In the entries that follow, identify the line containing "Read this page and output its text content." and return it together with all later lines, exactly as they appear.

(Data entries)
-------
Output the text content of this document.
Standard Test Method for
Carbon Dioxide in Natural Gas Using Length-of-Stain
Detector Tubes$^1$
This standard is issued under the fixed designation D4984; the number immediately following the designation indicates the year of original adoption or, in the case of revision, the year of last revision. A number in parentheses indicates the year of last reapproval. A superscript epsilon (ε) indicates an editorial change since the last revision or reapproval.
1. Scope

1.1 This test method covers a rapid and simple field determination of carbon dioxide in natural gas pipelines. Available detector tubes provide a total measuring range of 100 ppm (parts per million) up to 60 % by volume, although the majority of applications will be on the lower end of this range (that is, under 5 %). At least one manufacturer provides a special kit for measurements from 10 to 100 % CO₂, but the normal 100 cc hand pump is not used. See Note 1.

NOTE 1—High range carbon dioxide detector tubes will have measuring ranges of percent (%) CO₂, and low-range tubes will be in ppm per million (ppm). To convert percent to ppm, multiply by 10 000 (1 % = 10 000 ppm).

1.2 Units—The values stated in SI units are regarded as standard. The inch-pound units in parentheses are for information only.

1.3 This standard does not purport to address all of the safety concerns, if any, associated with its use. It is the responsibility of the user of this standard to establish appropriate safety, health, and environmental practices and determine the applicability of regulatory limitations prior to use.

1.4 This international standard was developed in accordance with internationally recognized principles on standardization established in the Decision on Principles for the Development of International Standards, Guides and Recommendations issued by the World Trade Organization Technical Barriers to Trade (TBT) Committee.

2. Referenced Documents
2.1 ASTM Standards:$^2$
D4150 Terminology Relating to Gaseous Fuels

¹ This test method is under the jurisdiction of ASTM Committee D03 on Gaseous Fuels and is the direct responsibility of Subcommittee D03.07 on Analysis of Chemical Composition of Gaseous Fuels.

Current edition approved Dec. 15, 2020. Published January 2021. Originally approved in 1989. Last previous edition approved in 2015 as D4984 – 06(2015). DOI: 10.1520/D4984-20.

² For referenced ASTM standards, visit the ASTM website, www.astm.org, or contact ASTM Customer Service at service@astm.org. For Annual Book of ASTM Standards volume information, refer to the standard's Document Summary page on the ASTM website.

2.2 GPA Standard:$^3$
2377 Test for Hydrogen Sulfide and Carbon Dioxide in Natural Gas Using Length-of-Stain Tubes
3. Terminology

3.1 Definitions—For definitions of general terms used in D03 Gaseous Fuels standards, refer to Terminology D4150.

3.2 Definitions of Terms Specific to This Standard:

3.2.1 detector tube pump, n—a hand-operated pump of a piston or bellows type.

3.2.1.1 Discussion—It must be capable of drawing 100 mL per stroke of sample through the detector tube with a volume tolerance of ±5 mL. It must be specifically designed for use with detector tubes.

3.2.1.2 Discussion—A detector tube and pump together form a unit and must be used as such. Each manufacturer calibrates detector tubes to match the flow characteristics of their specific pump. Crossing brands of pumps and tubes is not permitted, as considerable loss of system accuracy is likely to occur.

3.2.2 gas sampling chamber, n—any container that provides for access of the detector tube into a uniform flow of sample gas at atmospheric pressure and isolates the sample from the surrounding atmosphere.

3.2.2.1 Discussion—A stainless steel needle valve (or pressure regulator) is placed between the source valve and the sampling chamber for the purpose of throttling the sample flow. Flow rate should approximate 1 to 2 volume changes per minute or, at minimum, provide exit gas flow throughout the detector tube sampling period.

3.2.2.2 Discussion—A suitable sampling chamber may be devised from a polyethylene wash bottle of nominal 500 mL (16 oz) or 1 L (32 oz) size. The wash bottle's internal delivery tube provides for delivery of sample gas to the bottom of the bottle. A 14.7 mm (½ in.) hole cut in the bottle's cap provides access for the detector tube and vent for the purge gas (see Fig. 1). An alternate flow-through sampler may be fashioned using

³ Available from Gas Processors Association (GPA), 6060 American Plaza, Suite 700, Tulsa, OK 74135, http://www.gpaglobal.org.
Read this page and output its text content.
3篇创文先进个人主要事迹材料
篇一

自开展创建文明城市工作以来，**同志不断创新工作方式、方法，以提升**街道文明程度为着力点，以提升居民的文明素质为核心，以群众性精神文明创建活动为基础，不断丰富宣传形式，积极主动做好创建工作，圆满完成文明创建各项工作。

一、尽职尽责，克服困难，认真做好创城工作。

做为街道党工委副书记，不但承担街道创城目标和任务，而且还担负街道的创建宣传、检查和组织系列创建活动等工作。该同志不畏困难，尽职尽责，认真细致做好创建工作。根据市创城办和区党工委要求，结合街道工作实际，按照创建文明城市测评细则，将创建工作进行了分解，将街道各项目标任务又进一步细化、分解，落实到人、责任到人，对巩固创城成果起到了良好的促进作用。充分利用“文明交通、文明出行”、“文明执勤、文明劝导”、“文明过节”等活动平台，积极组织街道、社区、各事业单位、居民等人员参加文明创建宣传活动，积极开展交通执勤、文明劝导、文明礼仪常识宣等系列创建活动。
-------
**Task answer**.
Read this page and output its text content.
3篇创文先进个人主要事迹材料
篇一

自开展创建文明城市工作以来，**同志不断创新工作方式、方法，以提升**街道文明程度为着力点，以提升居民的文明素质为核心，以群众性精神文明创建活动为基础，不断丰富宣传形式，积极主动做好创建工作，圆满完成文明创建各项工作。

一、尽职尽责，克服困难，认真做好创城工作。

做为街道党工委副书记，不但承担街道创城目标和任务，而且还担负街道的创建宣传、检查和组织系列创建活动等工作。该同志不畏困难，尽职尽责，认真细致做好创建工作。根据市创城办和区党工委要求，结合街道工作实际，按照创建文明城市测评细则，将创建工作进行了分解，将街道各项目标任务又进一步细化、分解，落实到人、责任到人，对巩固创城成果起到了良好的促进作用。充分利用“文明交通、文明出行”、“文明执勤、文明劝导”、“文明过节”等活动平台，积极组织街道、社区、各事业单位、居民等人员参加文明创建宣传活动，积极开展交通执勤、文明劝导、文明礼仪常识宣等系列创建活动。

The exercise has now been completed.